- _EXERCISE INSTRUCTIONS_: Locate the string "text" throughout the material and copy every line in which it occurs.
— start GIVEN INFORMATION —
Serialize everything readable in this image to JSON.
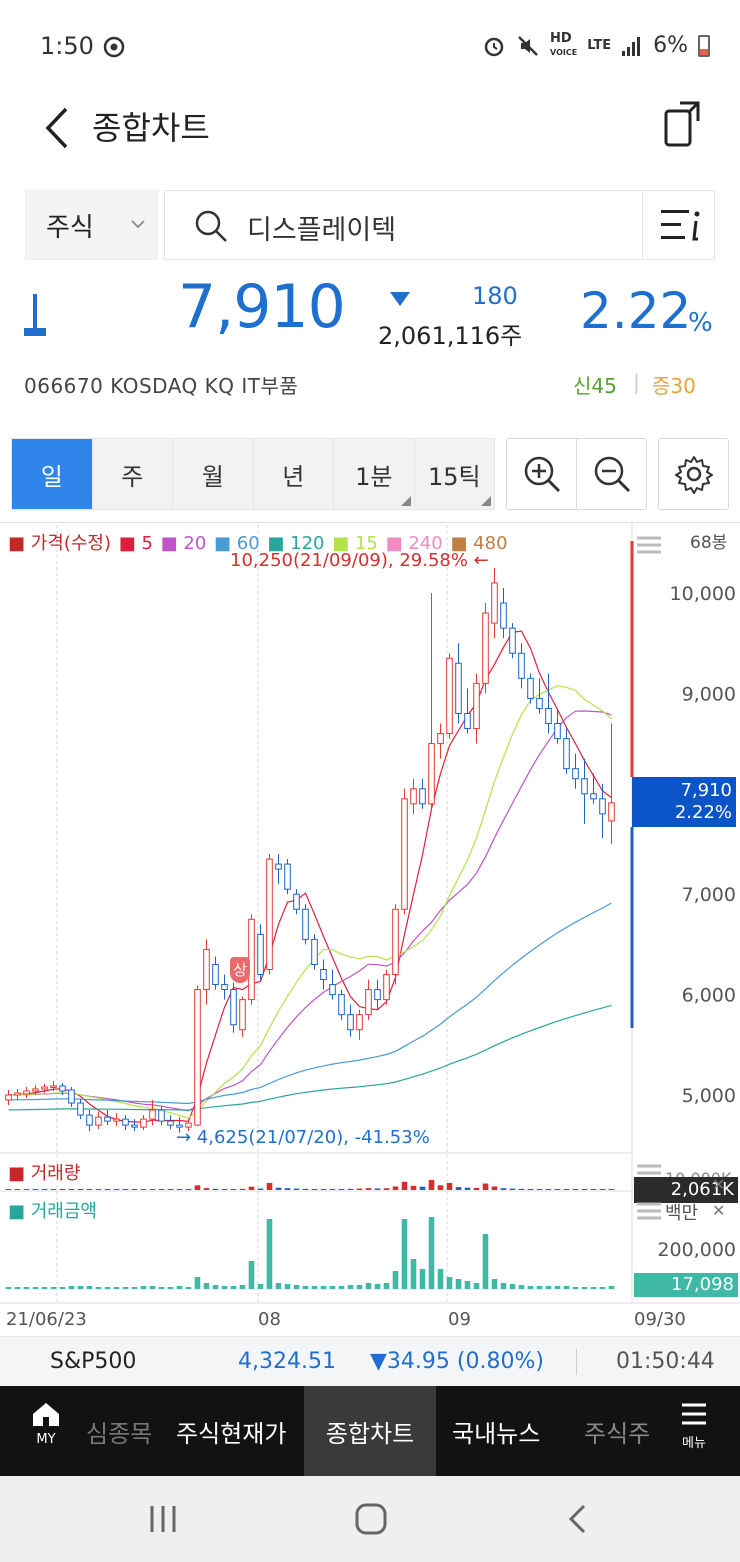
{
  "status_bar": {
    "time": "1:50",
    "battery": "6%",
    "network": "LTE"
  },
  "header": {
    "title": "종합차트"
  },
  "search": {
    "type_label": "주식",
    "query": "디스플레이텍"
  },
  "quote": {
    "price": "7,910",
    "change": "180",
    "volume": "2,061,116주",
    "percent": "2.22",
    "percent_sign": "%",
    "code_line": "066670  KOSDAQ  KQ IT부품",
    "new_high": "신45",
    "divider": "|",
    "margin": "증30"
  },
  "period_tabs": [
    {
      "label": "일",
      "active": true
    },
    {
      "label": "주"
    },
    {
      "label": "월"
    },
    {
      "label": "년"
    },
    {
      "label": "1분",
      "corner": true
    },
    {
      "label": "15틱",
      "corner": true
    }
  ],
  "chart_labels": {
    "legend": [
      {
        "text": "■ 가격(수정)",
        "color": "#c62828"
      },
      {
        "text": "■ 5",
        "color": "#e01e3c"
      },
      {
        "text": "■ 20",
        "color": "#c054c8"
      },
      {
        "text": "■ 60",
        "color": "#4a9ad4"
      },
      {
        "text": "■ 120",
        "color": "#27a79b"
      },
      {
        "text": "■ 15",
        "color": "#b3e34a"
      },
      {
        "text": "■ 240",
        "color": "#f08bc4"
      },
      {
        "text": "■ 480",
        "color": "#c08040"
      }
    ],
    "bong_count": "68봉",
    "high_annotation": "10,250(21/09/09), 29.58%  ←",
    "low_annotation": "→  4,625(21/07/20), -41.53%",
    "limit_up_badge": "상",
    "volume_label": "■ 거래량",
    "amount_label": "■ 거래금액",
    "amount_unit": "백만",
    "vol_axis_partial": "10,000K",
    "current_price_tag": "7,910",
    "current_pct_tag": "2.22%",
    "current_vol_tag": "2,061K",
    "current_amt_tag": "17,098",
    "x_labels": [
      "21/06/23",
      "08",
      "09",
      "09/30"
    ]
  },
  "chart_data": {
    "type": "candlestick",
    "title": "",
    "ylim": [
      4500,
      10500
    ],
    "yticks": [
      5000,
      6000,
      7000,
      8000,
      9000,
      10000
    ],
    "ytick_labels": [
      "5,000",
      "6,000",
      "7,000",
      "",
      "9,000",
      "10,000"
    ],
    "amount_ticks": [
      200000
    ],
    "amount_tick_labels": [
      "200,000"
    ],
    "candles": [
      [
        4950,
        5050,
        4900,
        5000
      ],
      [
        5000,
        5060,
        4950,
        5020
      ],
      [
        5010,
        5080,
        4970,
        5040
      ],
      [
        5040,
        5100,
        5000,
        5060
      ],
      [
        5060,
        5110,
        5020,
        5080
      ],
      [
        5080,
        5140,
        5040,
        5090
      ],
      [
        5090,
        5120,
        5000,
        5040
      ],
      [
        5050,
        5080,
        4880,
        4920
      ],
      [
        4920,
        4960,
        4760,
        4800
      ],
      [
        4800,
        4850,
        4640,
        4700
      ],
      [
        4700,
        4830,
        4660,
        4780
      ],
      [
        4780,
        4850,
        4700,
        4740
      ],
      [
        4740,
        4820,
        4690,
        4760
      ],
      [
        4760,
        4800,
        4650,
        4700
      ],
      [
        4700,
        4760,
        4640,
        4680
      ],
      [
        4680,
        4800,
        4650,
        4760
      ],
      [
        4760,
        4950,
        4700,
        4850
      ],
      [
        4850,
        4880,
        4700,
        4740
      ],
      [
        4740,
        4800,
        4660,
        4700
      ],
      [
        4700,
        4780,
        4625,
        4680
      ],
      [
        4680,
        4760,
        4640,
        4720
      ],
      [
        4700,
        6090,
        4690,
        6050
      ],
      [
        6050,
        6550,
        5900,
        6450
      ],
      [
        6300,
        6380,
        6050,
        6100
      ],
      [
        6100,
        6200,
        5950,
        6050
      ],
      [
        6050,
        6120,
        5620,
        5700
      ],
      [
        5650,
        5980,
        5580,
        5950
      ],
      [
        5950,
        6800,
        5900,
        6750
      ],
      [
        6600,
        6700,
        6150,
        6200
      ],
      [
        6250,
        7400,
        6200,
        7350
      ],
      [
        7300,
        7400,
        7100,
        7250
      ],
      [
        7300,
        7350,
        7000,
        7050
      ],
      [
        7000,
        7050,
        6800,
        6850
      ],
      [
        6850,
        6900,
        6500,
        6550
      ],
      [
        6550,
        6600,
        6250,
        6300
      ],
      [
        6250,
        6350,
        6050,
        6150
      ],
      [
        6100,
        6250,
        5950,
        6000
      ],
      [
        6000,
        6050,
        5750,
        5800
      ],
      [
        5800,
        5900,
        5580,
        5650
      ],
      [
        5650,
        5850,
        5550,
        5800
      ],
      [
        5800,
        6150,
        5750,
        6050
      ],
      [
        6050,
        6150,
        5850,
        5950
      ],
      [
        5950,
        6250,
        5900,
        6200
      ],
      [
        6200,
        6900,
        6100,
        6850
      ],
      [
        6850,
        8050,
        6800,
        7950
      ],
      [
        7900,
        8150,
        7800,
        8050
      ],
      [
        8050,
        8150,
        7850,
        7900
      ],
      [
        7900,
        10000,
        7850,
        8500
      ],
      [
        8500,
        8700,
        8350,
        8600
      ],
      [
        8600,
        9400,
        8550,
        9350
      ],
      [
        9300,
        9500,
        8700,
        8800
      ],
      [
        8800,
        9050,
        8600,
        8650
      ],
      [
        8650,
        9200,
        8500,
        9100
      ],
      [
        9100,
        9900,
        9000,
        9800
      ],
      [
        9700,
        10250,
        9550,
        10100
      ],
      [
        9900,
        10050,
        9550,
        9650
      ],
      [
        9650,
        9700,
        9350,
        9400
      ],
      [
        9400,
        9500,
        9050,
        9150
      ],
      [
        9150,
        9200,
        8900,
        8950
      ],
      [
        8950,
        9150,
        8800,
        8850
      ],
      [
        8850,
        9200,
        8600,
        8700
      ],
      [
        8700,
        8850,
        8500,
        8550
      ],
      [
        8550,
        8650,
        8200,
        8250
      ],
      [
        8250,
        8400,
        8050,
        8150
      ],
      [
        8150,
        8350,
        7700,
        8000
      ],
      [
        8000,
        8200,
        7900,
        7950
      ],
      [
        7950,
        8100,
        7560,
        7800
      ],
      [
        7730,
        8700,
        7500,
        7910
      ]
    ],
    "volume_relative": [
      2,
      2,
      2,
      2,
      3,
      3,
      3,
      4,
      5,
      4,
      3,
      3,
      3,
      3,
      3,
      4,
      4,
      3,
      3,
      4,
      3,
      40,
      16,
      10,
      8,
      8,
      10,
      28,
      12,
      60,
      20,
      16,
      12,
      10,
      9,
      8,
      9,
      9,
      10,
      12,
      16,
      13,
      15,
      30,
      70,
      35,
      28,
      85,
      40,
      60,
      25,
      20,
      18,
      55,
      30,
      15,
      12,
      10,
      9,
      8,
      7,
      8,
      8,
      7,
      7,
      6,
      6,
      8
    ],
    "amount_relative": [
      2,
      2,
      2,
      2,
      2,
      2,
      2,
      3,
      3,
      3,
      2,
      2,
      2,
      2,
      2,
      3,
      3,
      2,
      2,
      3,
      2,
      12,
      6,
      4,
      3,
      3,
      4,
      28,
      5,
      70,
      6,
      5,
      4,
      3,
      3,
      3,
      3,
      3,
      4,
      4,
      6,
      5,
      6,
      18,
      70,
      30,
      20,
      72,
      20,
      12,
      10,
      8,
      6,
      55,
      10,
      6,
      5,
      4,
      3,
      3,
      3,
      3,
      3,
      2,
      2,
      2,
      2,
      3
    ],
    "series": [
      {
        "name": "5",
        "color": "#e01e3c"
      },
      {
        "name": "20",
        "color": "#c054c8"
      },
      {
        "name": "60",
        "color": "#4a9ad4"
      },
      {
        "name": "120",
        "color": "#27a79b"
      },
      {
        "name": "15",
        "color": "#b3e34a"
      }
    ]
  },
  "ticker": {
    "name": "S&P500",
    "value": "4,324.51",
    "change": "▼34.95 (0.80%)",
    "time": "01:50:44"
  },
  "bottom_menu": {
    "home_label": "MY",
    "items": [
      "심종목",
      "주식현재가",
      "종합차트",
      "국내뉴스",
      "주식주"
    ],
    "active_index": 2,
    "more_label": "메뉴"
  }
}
— end GIVEN INFORMATION —
— start GIVEN INFORMATION —
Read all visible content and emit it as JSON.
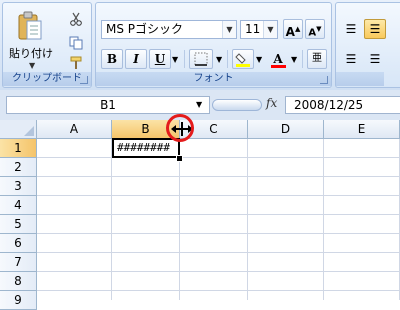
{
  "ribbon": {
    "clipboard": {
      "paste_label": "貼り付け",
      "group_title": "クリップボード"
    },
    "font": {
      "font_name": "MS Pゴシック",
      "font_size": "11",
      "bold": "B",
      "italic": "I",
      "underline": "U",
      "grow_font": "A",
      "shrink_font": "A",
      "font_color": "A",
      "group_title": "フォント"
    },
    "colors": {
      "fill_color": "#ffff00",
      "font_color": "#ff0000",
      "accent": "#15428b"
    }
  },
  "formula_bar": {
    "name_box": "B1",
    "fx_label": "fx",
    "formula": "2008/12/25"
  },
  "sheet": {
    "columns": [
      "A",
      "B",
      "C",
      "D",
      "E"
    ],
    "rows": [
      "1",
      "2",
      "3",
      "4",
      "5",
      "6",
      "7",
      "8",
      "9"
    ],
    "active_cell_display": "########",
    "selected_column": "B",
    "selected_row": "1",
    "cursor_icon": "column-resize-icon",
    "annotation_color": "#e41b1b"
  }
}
— end GIVEN INFORMATION —
- _WRITTEN RESPONSE_:
        "text": "■ 가격(수정)",
        "text": "■ 5",
        "text": "■ 20",
        "text": "■ 60",
        "text": "■ 120",
        "text": "■ 15",
        "text": "■ 240",
        "text": "■ 480",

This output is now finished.